Find "Type out the text in this image." in the material, then return exactly the line containing it and all lines after it to the end, leaving out pictures.

** start Dataset entries **

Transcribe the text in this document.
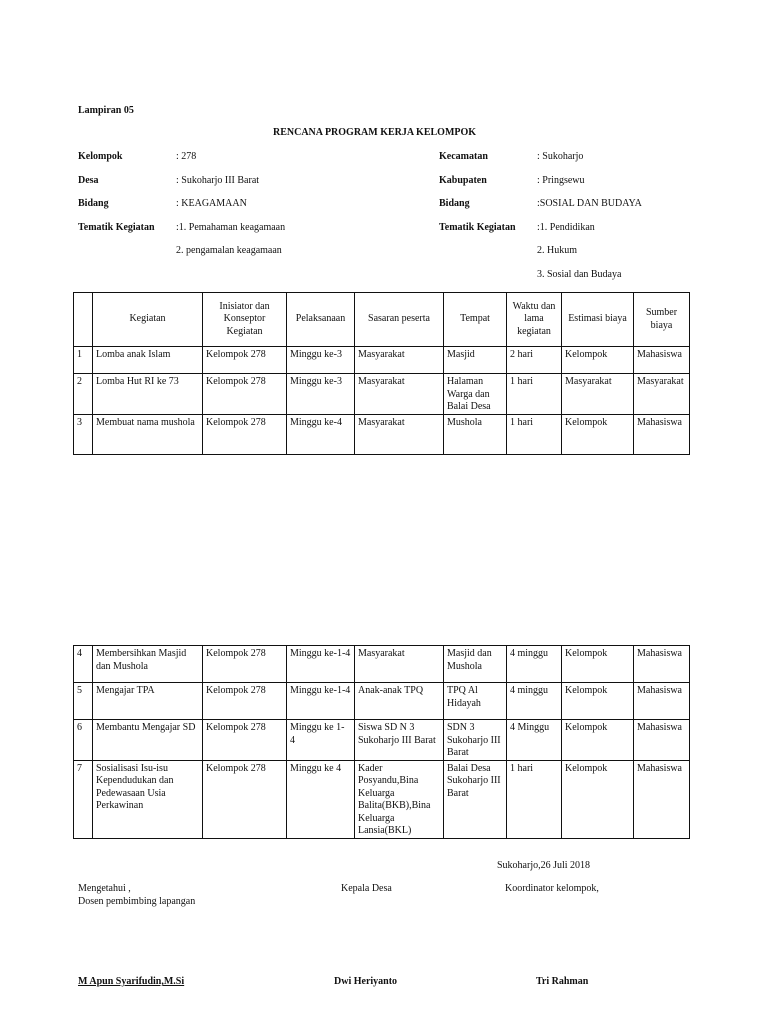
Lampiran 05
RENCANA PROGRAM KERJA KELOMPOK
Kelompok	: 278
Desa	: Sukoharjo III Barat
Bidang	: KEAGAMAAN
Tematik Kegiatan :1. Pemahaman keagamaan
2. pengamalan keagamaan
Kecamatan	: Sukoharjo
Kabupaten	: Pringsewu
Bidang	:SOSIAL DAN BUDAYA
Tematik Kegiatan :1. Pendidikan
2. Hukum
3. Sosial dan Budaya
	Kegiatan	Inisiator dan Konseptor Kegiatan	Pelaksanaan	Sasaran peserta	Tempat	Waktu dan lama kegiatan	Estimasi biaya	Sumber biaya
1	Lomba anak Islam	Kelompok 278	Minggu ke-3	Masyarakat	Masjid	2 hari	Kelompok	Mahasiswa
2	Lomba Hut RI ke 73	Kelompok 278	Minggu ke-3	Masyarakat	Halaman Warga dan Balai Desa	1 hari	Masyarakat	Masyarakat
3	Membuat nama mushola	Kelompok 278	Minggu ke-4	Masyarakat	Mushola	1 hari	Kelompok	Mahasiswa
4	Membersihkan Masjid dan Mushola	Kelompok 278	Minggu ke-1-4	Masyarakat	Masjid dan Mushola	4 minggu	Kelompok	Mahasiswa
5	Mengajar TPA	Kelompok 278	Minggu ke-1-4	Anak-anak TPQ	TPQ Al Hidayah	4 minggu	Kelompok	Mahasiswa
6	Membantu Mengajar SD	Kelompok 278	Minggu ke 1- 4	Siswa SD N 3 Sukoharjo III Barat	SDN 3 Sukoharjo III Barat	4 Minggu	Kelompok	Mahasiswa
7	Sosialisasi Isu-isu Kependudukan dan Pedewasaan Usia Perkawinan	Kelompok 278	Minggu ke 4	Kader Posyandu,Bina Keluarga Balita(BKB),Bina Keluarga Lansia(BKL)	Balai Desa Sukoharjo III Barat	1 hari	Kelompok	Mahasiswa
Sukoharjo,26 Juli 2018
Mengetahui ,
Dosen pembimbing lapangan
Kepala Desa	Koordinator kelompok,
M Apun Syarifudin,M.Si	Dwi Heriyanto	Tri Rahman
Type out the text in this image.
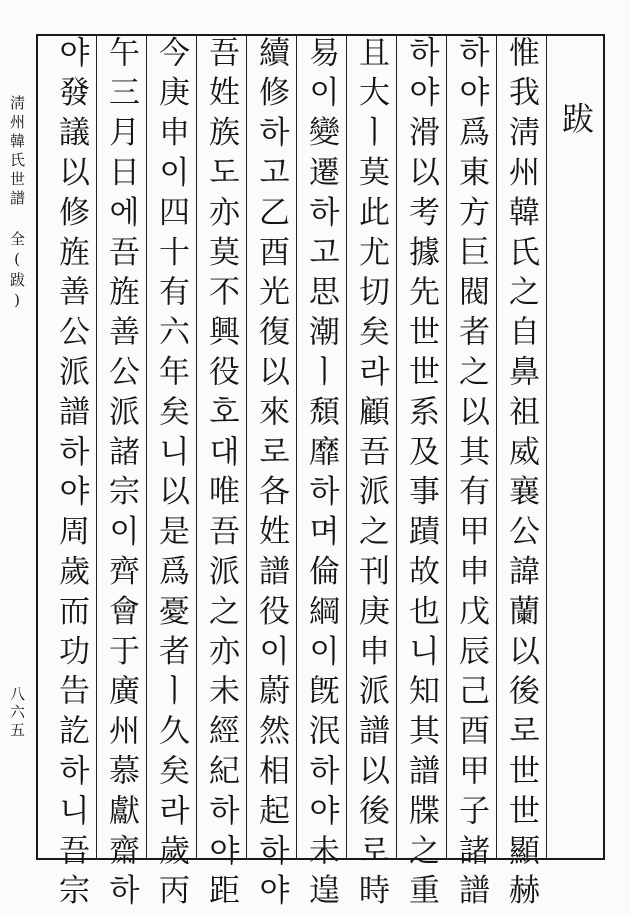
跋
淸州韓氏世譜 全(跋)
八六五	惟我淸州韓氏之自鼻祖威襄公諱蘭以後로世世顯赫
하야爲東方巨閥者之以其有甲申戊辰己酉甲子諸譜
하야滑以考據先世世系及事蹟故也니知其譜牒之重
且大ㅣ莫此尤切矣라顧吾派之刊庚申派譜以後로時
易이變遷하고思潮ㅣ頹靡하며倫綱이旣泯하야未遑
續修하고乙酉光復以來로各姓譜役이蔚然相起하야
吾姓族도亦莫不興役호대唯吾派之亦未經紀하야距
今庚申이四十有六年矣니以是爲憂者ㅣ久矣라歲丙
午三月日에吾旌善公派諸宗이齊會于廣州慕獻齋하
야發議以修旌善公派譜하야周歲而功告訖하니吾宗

** end Dataset entries **

> [Result below]:
Type out the text in this image.
跋
淸州韓氏世譜 全(跋)
八六五	惟我淸州韓氏之自鼻祖威襄公諱蘭以後로世世顯赫
하야爲東方巨閥者之以其有甲申戊辰己酉甲子諸譜
하야滑以考據先世世系及事蹟故也니知其譜牒之重
且大ㅣ莫此尤切矣라顧吾派之刊庚申派譜以後로時
易이變遷하고思潮ㅣ頹靡하며倫綱이旣泯하야未遑
續修하고乙酉光復以來로各姓譜役이蔚然相起하야
吾姓族도亦莫不興役호대唯吾派之亦未經紀하야距
今庚申이四十有六年矣니以是爲憂者ㅣ久矣라歲丙
午三月日에吾旌善公派諸宗이齊會于廣州慕獻齋하
야發議以修旌善公派譜하야周歲而功告訖하니吾宗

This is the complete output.